YOUR GOAL:
Set the listing down again exactly, please, apart from its pictures.

TASK MATERIAL:
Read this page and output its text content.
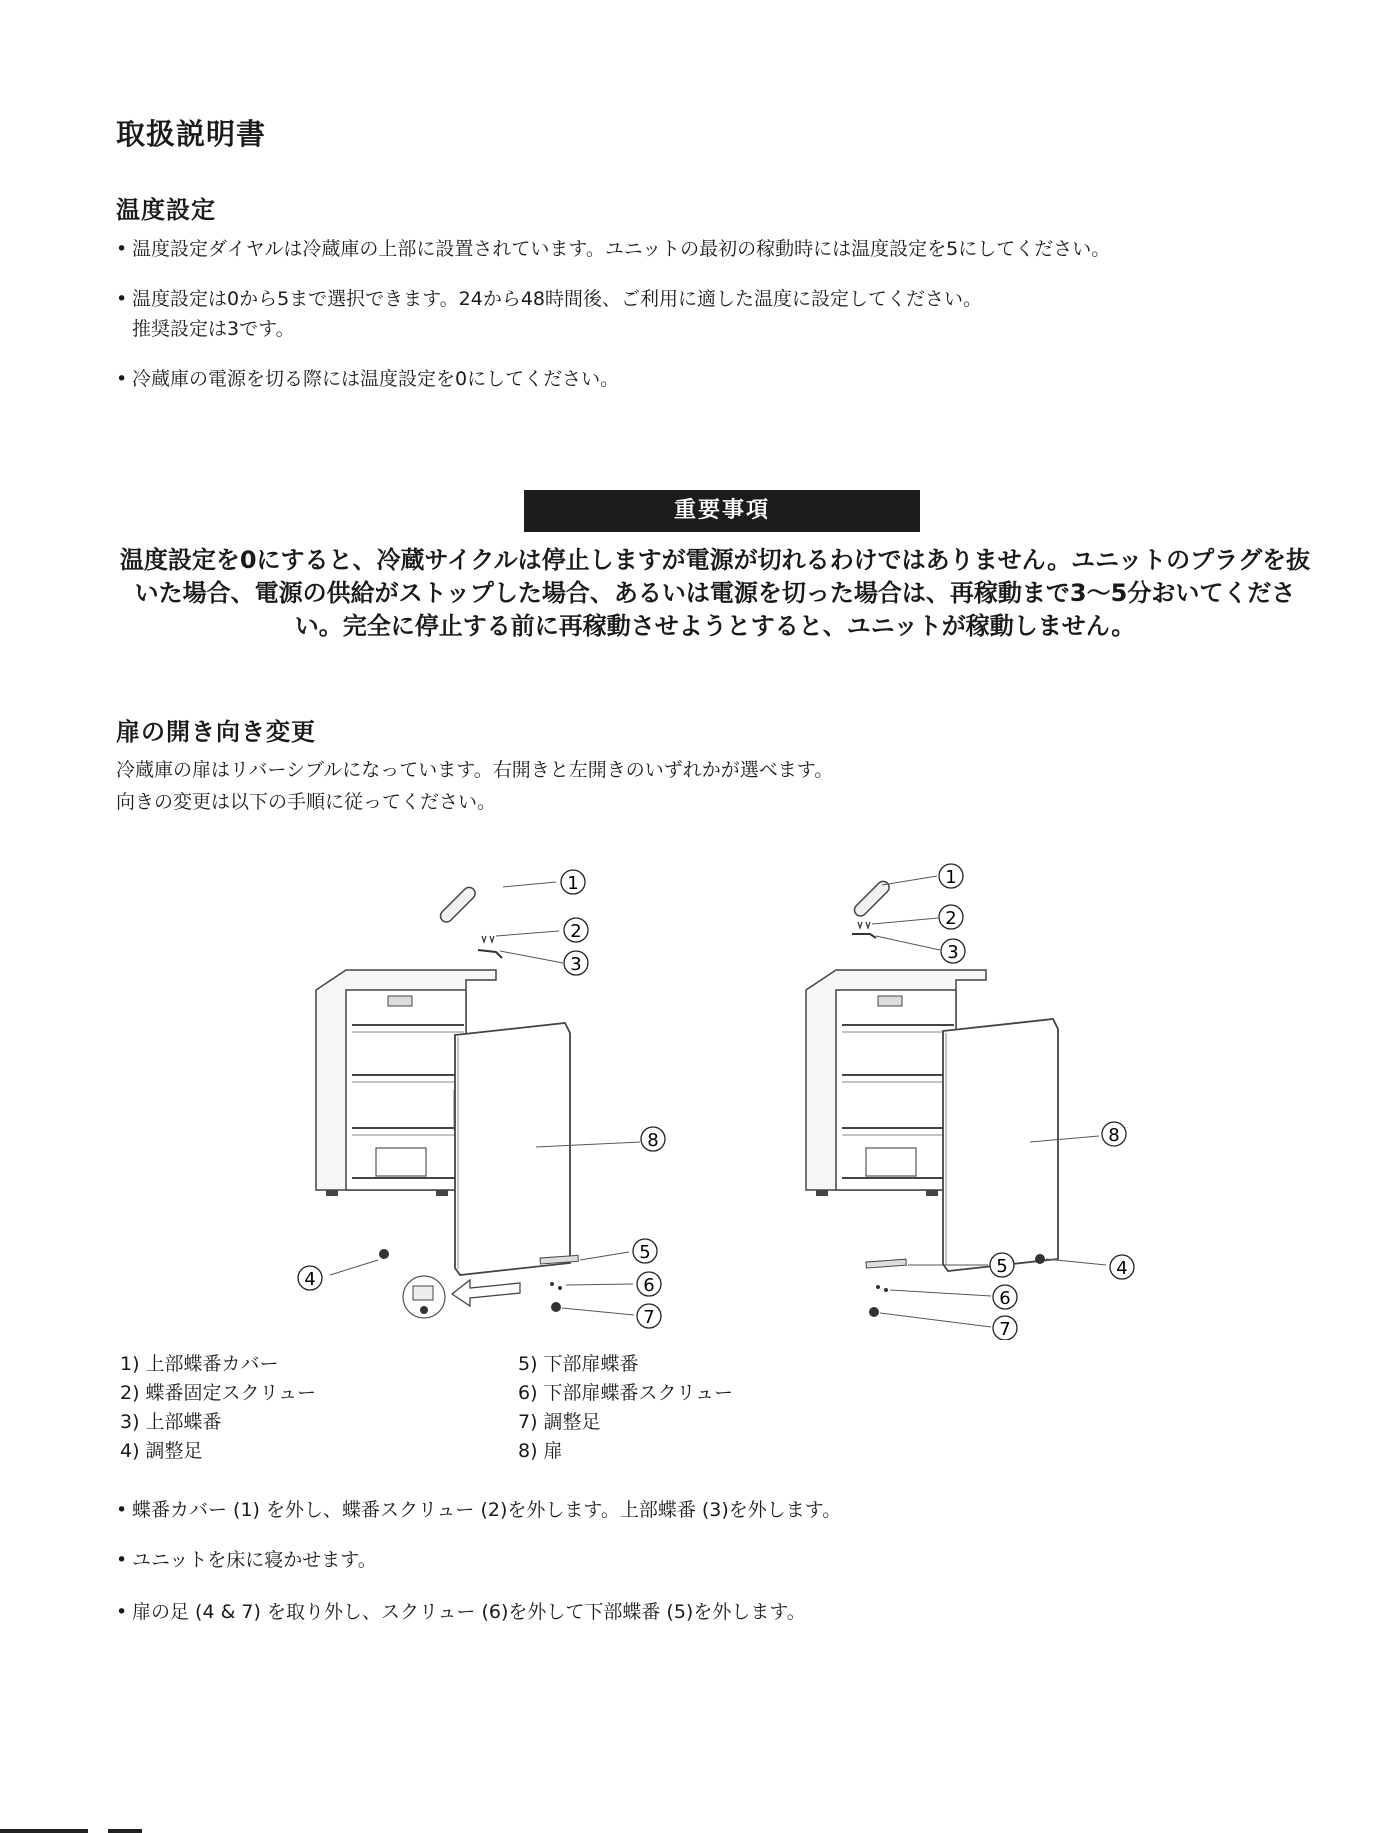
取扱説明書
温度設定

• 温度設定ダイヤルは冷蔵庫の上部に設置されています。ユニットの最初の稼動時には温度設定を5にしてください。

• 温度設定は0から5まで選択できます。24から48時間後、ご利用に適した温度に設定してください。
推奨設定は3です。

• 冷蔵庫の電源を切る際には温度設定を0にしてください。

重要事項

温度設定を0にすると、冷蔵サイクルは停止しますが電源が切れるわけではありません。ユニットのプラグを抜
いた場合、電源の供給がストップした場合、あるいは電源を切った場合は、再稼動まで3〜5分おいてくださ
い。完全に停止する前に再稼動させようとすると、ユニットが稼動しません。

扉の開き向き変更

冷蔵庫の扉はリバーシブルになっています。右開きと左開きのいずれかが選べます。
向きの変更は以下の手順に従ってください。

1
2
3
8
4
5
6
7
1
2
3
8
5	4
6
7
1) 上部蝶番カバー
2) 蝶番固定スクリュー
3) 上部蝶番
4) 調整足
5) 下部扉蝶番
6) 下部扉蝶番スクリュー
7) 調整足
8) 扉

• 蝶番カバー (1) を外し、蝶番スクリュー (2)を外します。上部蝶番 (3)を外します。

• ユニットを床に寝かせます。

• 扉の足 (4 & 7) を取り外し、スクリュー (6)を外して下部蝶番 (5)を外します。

CORRECT ANSWER:
Read this page and output its text content.
取扱説明書
温度設定

• 温度設定ダイヤルは冷蔵庫の上部に設置されています。ユニットの最初の稼動時には温度設定を5にしてください。

• 温度設定は0から5まで選択できます。24から48時間後、ご利用に適した温度に設定してください。
推奨設定は3です。

• 冷蔵庫の電源を切る際には温度設定を0にしてください。

重要事項

温度設定を0にすると、冷蔵サイクルは停止しますが電源が切れるわけではありません。ユニットのプラグを抜
いた場合、電源の供給がストップした場合、あるいは電源を切った場合は、再稼動まで3〜5分おいてくださ
い。完全に停止する前に再稼動させようとすると、ユニットが稼動しません。

扉の開き向き変更

冷蔵庫の扉はリバーシブルになっています。右開きと左開きのいずれかが選べます。
向きの変更は以下の手順に従ってください。

1
2
3
8
4
5
6
7
1
2
3
8
5	4
6
7
1) 上部蝶番カバー
2) 蝶番固定スクリュー
3) 上部蝶番
4) 調整足
5) 下部扉蝶番
6) 下部扉蝶番スクリュー
7) 調整足
8) 扉

• 蝶番カバー (1) を外し、蝶番スクリュー (2)を外します。上部蝶番 (3)を外します。

• ユニットを床に寝かせます。

• 扉の足 (4 & 7) を取り外し、スクリュー (6)を外して下部蝶番 (5)を外します。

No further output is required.